§ WHAT THE TASK REQUIRES
From the entries below, extract every line that includes the word "this".

+++

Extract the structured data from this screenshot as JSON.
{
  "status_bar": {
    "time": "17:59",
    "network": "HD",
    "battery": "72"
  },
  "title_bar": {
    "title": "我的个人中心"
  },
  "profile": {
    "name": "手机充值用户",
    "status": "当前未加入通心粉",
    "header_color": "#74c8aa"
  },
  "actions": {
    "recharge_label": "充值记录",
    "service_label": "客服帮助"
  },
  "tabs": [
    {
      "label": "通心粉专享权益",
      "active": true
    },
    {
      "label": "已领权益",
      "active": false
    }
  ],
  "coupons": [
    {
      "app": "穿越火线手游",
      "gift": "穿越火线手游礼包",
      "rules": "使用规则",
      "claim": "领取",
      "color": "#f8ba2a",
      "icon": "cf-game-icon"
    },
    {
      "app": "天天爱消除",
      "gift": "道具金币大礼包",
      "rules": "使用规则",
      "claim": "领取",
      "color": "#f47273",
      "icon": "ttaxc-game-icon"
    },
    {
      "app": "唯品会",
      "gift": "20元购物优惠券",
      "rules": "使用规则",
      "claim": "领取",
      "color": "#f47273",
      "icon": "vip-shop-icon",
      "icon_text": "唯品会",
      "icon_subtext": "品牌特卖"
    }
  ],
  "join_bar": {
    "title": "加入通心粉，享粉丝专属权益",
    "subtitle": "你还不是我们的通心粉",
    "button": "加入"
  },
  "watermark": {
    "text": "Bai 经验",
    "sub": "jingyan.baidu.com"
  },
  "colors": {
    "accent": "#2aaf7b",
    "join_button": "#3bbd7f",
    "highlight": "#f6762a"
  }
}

+++

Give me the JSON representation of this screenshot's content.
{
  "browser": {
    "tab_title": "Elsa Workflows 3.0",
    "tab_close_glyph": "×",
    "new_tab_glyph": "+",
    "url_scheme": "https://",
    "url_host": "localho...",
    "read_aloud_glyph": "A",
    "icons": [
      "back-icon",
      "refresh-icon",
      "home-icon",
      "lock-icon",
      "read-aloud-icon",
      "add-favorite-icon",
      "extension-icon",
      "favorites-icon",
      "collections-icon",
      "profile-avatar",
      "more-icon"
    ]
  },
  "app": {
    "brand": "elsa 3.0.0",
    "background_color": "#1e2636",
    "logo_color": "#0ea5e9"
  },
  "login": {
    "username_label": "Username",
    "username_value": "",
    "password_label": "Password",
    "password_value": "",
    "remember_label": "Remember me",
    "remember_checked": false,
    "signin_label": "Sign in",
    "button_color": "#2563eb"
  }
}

+++

§ THE REPLY
Extract the structured data from this screenshot as JSON.
Give me the JSON representation of this screenshot's content.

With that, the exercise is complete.